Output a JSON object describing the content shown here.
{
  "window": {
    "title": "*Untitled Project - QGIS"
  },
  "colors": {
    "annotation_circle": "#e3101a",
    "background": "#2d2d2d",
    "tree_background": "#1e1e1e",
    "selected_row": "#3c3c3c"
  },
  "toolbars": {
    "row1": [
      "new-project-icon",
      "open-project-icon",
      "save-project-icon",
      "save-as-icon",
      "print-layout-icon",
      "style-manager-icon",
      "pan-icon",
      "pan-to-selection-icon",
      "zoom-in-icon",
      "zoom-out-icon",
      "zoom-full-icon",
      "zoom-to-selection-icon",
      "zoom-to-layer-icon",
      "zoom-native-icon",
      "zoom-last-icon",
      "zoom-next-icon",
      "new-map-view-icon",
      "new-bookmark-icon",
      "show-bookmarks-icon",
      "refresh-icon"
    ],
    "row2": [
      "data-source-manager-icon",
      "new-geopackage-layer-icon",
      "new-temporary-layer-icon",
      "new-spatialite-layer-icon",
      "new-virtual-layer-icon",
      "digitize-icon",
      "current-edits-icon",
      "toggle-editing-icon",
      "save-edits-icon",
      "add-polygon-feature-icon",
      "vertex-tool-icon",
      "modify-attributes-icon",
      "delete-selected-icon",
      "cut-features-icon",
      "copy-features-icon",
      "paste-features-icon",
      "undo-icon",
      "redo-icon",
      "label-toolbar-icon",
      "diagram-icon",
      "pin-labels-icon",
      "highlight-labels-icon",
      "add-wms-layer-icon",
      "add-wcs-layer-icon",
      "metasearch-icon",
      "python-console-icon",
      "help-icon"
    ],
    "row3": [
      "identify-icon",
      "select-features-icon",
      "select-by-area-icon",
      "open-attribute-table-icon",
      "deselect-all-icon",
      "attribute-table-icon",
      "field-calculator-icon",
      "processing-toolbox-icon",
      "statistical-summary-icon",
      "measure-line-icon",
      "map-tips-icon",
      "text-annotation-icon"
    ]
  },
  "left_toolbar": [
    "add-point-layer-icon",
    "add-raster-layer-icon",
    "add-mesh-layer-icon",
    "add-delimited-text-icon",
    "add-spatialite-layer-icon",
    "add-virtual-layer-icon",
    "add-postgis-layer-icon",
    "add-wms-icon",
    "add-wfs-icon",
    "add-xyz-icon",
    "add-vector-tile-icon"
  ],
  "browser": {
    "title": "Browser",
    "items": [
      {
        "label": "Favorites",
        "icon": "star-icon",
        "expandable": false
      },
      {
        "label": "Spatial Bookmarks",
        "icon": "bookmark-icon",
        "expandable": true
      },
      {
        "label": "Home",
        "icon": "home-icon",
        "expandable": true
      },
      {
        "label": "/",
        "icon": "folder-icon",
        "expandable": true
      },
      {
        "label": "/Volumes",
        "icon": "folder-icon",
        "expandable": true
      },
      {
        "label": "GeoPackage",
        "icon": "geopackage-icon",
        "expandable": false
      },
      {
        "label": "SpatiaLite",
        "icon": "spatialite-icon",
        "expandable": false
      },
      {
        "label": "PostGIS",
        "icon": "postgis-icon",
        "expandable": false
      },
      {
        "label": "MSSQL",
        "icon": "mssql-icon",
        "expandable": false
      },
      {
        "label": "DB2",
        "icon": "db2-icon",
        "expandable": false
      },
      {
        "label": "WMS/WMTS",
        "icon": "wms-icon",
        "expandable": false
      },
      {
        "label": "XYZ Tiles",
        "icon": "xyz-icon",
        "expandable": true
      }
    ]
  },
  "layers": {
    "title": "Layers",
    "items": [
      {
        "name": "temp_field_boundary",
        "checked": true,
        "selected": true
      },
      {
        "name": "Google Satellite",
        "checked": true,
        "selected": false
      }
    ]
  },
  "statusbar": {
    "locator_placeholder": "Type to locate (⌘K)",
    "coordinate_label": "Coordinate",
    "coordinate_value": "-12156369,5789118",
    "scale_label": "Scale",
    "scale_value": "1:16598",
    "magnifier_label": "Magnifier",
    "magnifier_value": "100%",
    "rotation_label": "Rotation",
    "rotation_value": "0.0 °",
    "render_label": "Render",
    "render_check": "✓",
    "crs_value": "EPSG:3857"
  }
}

● **SET TASK**:
Find the word "virtual" in the entries above and gather every line that holds it.

● **SOLUTION TO THIS PROBLEM**:
      "new-virtual-layer-icon",
    "add-virtual-layer-icon",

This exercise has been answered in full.